* [Task data]:
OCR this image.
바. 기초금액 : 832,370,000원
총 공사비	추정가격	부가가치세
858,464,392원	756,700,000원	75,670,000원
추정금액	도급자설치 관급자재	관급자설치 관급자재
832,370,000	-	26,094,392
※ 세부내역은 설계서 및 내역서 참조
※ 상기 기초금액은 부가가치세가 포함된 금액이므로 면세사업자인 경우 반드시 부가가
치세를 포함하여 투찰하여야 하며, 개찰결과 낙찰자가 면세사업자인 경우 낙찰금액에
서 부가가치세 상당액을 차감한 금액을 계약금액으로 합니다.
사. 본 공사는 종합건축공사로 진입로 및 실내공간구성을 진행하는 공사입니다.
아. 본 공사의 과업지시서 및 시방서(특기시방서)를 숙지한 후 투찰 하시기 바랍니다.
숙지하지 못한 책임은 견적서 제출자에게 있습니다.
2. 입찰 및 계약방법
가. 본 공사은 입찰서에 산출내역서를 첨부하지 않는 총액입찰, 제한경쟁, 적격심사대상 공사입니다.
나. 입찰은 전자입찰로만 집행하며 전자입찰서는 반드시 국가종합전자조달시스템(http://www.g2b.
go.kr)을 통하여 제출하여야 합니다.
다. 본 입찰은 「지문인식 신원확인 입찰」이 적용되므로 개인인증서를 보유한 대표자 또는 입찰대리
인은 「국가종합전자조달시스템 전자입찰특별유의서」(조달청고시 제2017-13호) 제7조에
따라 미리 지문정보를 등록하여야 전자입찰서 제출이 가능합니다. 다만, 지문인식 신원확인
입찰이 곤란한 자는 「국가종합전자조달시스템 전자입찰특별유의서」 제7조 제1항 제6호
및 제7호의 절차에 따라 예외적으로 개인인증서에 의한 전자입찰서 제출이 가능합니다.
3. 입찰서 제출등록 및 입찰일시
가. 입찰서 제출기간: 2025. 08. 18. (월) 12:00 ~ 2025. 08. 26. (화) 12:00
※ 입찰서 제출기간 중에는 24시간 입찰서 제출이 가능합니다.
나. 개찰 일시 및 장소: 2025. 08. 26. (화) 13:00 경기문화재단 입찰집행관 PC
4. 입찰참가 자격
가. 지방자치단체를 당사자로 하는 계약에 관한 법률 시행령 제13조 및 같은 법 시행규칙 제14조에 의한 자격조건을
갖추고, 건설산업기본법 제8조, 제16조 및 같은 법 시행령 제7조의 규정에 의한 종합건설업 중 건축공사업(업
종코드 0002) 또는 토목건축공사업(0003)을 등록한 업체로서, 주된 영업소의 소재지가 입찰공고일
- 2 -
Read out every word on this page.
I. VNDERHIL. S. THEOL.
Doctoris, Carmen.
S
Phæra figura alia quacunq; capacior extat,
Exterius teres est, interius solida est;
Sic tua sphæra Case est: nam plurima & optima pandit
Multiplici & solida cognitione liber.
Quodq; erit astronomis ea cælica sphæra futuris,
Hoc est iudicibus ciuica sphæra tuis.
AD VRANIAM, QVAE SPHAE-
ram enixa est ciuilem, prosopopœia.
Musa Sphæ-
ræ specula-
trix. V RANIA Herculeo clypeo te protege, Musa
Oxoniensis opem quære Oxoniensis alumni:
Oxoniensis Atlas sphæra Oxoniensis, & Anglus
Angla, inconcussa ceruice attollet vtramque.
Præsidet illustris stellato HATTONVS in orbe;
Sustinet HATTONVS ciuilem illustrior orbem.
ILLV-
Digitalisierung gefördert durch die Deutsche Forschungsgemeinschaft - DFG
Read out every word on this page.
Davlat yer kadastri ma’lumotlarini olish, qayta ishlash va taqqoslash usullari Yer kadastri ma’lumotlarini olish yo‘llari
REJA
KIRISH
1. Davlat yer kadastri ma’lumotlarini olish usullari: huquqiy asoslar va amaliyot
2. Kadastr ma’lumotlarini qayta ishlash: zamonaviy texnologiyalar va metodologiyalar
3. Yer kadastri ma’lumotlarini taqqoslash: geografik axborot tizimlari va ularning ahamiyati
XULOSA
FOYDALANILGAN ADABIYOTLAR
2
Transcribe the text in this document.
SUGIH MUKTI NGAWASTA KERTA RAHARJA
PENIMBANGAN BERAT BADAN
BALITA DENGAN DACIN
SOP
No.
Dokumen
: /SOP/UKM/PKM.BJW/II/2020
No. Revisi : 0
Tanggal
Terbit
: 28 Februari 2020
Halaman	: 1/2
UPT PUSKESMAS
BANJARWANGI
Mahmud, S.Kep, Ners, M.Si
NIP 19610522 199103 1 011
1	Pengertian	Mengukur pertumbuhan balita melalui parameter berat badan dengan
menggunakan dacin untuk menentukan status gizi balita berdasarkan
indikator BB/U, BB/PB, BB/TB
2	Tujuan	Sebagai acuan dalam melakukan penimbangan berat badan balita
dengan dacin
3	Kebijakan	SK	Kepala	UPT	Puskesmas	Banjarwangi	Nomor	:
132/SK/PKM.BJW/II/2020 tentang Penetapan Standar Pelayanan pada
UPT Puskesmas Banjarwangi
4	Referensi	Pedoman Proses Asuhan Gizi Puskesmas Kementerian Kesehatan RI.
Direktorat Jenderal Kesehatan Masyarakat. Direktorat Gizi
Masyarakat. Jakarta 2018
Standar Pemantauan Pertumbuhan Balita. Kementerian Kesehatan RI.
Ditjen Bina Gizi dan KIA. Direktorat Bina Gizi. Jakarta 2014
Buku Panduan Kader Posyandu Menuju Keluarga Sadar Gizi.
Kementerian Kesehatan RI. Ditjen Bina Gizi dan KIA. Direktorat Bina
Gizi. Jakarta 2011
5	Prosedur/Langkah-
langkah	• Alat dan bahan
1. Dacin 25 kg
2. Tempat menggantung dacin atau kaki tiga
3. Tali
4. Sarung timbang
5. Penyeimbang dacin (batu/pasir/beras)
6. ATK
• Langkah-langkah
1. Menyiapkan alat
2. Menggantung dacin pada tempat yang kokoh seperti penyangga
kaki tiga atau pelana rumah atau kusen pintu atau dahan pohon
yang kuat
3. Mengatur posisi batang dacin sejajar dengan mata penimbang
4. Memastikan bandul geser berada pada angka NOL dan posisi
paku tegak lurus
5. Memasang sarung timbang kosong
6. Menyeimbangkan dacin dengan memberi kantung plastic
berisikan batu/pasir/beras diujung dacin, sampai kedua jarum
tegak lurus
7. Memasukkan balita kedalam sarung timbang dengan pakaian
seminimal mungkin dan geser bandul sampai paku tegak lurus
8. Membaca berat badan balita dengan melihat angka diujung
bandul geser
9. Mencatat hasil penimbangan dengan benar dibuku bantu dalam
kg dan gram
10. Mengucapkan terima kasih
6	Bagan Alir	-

* [Task objective]:
Write the listing out again, exactly as shown above.

* [Result of the exercise]:
OCR this image.
바. 기초금액 : 832,370,000원
총 공사비	추정가격	부가가치세
858,464,392원	756,700,000원	75,670,000원
추정금액	도급자설치 관급자재	관급자설치 관급자재
832,370,000	-	26,094,392
※ 세부내역은 설계서 및 내역서 참조
※ 상기 기초금액은 부가가치세가 포함된 금액이므로 면세사업자인 경우 반드시 부가가
치세를 포함하여 투찰하여야 하며, 개찰결과 낙찰자가 면세사업자인 경우 낙찰금액에
서 부가가치세 상당액을 차감한 금액을 계약금액으로 합니다.
사. 본 공사는 종합건축공사로 진입로 및 실내공간구성을 진행하는 공사입니다.
아. 본 공사의 과업지시서 및 시방서(특기시방서)를 숙지한 후 투찰 하시기 바랍니다.
숙지하지 못한 책임은 견적서 제출자에게 있습니다.
2. 입찰 및 계약방법
가. 본 공사은 입찰서에 산출내역서를 첨부하지 않는 총액입찰, 제한경쟁, 적격심사대상 공사입니다.
나. 입찰은 전자입찰로만 집행하며 전자입찰서는 반드시 국가종합전자조달시스템(http://www.g2b.
go.kr)을 통하여 제출하여야 합니다.
다. 본 입찰은 「지문인식 신원확인 입찰」이 적용되므로 개인인증서를 보유한 대표자 또는 입찰대리
인은 「국가종합전자조달시스템 전자입찰특별유의서」(조달청고시 제2017-13호) 제7조에
따라 미리 지문정보를 등록하여야 전자입찰서 제출이 가능합니다. 다만, 지문인식 신원확인
입찰이 곤란한 자는 「국가종합전자조달시스템 전자입찰특별유의서」 제7조 제1항 제6호
및 제7호의 절차에 따라 예외적으로 개인인증서에 의한 전자입찰서 제출이 가능합니다.
3. 입찰서 제출등록 및 입찰일시
가. 입찰서 제출기간: 2025. 08. 18. (월) 12:00 ~ 2025. 08. 26. (화) 12:00
※ 입찰서 제출기간 중에는 24시간 입찰서 제출이 가능합니다.
나. 개찰 일시 및 장소: 2025. 08. 26. (화) 13:00 경기문화재단 입찰집행관 PC
4. 입찰참가 자격
가. 지방자치단체를 당사자로 하는 계약에 관한 법률 시행령 제13조 및 같은 법 시행규칙 제14조에 의한 자격조건을
갖추고, 건설산업기본법 제8조, 제16조 및 같은 법 시행령 제7조의 규정에 의한 종합건설업 중 건축공사업(업
종코드 0002) 또는 토목건축공사업(0003)을 등록한 업체로서, 주된 영업소의 소재지가 입찰공고일
- 2 -
Read out every word on this page.
I. VNDERHIL. S. THEOL.
Doctoris, Carmen.
S
Phæra figura alia quacunq; capacior extat,
Exterius teres est, interius solida est;
Sic tua sphæra Case est: nam plurima & optima pandit
Multiplici & solida cognitione liber.
Quodq; erit astronomis ea cælica sphæra futuris,
Hoc est iudicibus ciuica sphæra tuis.
AD VRANIAM, QVAE SPHAE-
ram enixa est ciuilem, prosopopœia.
Musa Sphæ-
ræ specula-
trix. V RANIA Herculeo clypeo te protege, Musa
Oxoniensis opem quære Oxoniensis alumni:
Oxoniensis Atlas sphæra Oxoniensis, & Anglus
Angla, inconcussa ceruice attollet vtramque.
Præsidet illustris stellato HATTONVS in orbe;
Sustinet HATTONVS ciuilem illustrior orbem.
ILLV-
Digitalisierung gefördert durch die Deutsche Forschungsgemeinschaft - DFG
Read out every word on this page.
Davlat yer kadastri ma’lumotlarini olish, qayta ishlash va taqqoslash usullari Yer kadastri ma’lumotlarini olish yo‘llari
REJA
KIRISH
1. Davlat yer kadastri ma’lumotlarini olish usullari: huquqiy asoslar va amaliyot
2. Kadastr ma’lumotlarini qayta ishlash: zamonaviy texnologiyalar va metodologiyalar
3. Yer kadastri ma’lumotlarini taqqoslash: geografik axborot tizimlari va ularning ahamiyati
XULOSA
FOYDALANILGAN ADABIYOTLAR
2
Transcribe the text in this document.
SUGIH MUKTI NGAWASTA KERTA RAHARJA
PENIMBANGAN BERAT BADAN
BALITA DENGAN DACIN
SOP
No.
Dokumen
: /SOP/UKM/PKM.BJW/II/2020
No. Revisi : 0
Tanggal
Terbit
: 28 Februari 2020
Halaman	: 1/2
UPT PUSKESMAS
BANJARWANGI
Mahmud, S.Kep, Ners, M.Si
NIP 19610522 199103 1 011
1	Pengertian	Mengukur pertumbuhan balita melalui parameter berat badan dengan
menggunakan dacin untuk menentukan status gizi balita berdasarkan
indikator BB/U, BB/PB, BB/TB
2	Tujuan	Sebagai acuan dalam melakukan penimbangan berat badan balita
dengan dacin
3	Kebijakan	SK	Kepala	UPT	Puskesmas	Banjarwangi	Nomor	:
132/SK/PKM.BJW/II/2020 tentang Penetapan Standar Pelayanan pada
UPT Puskesmas Banjarwangi
4	Referensi	Pedoman Proses Asuhan Gizi Puskesmas Kementerian Kesehatan RI.
Direktorat Jenderal Kesehatan Masyarakat. Direktorat Gizi
Masyarakat. Jakarta 2018
Standar Pemantauan Pertumbuhan Balita. Kementerian Kesehatan RI.
Ditjen Bina Gizi dan KIA. Direktorat Bina Gizi. Jakarta 2014
Buku Panduan Kader Posyandu Menuju Keluarga Sadar Gizi.
Kementerian Kesehatan RI. Ditjen Bina Gizi dan KIA. Direktorat Bina
Gizi. Jakarta 2011
5	Prosedur/Langkah-
langkah	• Alat dan bahan
1. Dacin 25 kg
2. Tempat menggantung dacin atau kaki tiga
3. Tali
4. Sarung timbang
5. Penyeimbang dacin (batu/pasir/beras)
6. ATK
• Langkah-langkah
1. Menyiapkan alat
2. Menggantung dacin pada tempat yang kokoh seperti penyangga
kaki tiga atau pelana rumah atau kusen pintu atau dahan pohon
yang kuat
3. Mengatur posisi batang dacin sejajar dengan mata penimbang
4. Memastikan bandul geser berada pada angka NOL dan posisi
paku tegak lurus
5. Memasang sarung timbang kosong
6. Menyeimbangkan dacin dengan memberi kantung plastic
berisikan batu/pasir/beras diujung dacin, sampai kedua jarum
tegak lurus
7. Memasukkan balita kedalam sarung timbang dengan pakaian
seminimal mungkin dan geser bandul sampai paku tegak lurus
8. Membaca berat badan balita dengan melihat angka diujung
bandul geser
9. Mencatat hasil penimbangan dengan benar dibuku bantu dalam
kg dan gram
10. Mengucapkan terima kasih
6	Bagan Alir	-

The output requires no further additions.